BEGIN
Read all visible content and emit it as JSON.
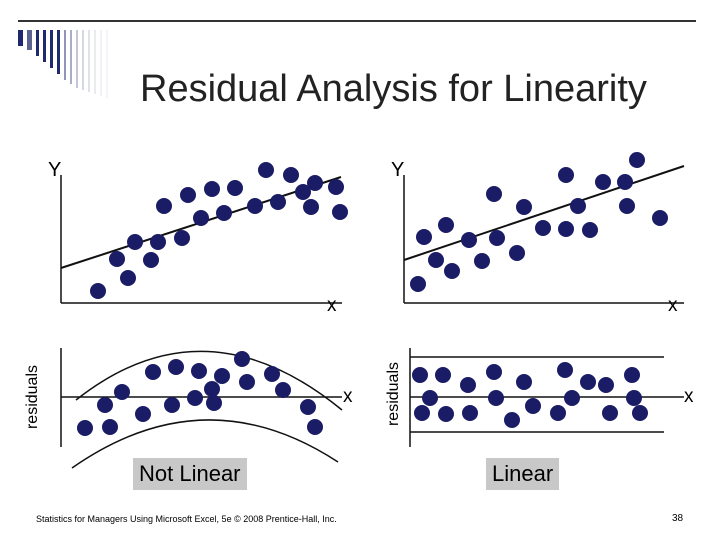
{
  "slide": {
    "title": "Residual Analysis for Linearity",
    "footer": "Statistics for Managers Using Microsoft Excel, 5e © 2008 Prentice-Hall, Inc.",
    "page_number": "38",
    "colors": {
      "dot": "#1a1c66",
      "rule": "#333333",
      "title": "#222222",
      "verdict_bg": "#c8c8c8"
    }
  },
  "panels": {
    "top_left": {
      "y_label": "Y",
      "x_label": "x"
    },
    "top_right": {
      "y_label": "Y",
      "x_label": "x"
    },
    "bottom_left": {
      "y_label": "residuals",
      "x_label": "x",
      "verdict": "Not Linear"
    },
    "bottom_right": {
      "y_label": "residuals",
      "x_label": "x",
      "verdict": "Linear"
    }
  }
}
END
BEGIN
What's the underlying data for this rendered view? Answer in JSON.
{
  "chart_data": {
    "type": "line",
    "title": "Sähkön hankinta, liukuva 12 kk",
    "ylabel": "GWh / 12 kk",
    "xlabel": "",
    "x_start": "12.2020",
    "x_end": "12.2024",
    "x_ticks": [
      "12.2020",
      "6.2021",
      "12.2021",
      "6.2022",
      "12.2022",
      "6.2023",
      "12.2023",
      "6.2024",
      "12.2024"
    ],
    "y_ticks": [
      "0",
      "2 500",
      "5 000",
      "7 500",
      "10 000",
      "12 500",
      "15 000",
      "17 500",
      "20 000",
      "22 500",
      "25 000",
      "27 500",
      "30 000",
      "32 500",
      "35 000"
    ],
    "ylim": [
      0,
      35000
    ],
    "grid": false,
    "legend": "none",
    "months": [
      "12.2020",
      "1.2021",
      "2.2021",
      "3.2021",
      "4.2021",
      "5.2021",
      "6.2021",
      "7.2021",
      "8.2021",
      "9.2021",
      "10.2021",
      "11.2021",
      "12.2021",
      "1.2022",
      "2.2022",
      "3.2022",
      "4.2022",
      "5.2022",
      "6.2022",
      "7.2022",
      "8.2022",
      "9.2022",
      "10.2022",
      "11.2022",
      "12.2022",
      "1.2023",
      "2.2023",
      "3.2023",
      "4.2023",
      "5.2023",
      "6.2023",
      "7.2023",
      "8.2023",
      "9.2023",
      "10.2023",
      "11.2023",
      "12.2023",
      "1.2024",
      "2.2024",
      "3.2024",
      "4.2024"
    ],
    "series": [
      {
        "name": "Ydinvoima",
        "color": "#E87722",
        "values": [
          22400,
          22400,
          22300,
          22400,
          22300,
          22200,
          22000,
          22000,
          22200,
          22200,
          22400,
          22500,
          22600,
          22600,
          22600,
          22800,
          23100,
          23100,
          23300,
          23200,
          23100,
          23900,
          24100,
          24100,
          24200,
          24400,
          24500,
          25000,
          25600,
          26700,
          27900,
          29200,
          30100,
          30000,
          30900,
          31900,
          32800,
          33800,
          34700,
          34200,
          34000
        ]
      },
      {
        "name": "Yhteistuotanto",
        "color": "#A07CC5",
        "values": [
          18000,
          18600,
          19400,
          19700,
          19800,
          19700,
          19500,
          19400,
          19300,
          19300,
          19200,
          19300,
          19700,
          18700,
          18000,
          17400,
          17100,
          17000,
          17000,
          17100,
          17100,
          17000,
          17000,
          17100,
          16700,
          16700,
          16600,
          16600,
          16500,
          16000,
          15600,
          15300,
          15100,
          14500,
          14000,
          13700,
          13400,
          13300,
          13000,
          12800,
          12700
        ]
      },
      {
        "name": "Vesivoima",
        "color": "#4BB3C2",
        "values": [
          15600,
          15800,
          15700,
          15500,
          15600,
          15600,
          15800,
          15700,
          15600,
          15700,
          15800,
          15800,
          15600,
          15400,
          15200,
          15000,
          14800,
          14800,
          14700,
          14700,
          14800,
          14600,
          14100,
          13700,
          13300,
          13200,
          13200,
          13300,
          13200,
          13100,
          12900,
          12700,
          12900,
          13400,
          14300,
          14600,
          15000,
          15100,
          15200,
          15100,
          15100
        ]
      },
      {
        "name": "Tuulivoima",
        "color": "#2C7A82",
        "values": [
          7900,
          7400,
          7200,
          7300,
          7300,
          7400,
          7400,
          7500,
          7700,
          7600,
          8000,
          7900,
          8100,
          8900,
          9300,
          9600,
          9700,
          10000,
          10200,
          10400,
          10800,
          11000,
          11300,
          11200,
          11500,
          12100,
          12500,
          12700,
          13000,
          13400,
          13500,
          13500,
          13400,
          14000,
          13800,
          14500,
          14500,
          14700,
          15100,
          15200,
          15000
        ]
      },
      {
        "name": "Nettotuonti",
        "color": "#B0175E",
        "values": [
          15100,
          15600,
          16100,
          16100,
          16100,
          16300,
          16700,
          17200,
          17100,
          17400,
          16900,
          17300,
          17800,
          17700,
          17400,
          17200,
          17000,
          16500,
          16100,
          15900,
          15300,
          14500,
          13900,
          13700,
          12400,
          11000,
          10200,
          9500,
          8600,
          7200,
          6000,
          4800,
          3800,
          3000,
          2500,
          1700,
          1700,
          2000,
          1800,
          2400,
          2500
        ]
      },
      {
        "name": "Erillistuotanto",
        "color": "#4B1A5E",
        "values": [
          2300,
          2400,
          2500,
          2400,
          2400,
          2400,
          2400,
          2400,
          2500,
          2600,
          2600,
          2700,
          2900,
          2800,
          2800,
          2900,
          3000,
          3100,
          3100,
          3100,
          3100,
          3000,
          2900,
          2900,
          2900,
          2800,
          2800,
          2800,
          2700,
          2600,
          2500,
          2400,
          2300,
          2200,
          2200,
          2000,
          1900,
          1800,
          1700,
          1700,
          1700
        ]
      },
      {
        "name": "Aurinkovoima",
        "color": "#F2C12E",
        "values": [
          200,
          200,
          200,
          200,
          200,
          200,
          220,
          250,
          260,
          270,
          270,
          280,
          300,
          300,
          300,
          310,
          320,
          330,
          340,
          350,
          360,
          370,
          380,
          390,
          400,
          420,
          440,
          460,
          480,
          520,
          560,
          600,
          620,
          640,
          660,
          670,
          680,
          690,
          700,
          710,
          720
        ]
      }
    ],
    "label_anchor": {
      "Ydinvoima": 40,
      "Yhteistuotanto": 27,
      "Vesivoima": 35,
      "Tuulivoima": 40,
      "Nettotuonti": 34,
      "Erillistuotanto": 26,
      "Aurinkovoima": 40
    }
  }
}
END
BEGIN
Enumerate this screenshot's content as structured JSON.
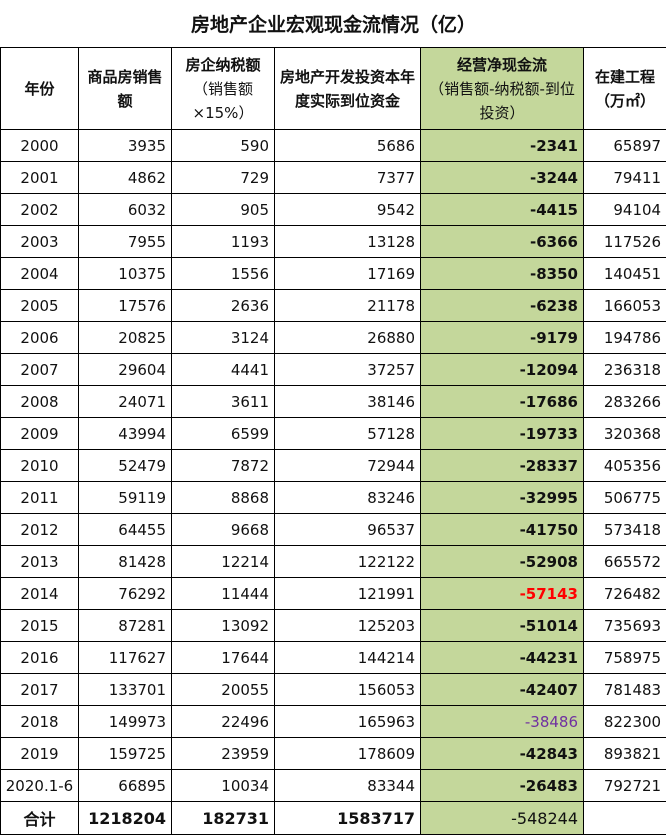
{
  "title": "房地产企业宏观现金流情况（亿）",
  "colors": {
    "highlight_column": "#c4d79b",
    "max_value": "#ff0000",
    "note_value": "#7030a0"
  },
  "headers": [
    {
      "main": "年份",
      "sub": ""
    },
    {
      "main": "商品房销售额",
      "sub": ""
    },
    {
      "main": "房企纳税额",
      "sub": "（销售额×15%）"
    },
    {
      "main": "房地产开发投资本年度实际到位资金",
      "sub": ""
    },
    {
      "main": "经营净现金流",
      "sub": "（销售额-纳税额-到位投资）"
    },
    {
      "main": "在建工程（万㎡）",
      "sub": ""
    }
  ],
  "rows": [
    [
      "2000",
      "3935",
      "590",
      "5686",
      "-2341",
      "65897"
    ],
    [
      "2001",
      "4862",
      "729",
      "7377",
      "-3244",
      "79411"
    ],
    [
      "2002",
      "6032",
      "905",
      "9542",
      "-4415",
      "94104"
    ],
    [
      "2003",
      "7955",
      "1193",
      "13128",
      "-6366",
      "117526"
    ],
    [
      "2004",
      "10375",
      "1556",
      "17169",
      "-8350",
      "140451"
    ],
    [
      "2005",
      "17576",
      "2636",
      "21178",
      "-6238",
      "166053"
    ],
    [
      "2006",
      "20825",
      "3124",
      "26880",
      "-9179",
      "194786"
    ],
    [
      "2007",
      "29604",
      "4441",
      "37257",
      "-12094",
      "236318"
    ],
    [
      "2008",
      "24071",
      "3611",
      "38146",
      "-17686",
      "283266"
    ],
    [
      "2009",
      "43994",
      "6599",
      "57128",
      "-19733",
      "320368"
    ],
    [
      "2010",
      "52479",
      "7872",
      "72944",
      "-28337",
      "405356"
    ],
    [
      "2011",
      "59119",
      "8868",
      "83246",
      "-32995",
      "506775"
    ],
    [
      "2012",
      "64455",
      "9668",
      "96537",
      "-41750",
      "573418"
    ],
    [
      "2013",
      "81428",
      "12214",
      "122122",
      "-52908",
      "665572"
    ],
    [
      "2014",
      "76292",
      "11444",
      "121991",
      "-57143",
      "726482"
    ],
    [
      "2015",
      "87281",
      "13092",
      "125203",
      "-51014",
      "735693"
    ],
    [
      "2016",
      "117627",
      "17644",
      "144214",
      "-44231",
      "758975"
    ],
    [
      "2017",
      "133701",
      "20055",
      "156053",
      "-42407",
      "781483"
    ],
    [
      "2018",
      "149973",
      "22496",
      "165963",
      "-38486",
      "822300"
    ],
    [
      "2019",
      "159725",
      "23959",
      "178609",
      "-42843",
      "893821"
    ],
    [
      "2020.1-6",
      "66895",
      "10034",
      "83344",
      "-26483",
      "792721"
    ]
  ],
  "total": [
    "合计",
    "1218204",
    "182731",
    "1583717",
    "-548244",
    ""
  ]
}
END
#### [Exercise aim]
How many lines of the listing above include the word "Aurinkovoima"? State the number and nothing else.

#### [Task response]
2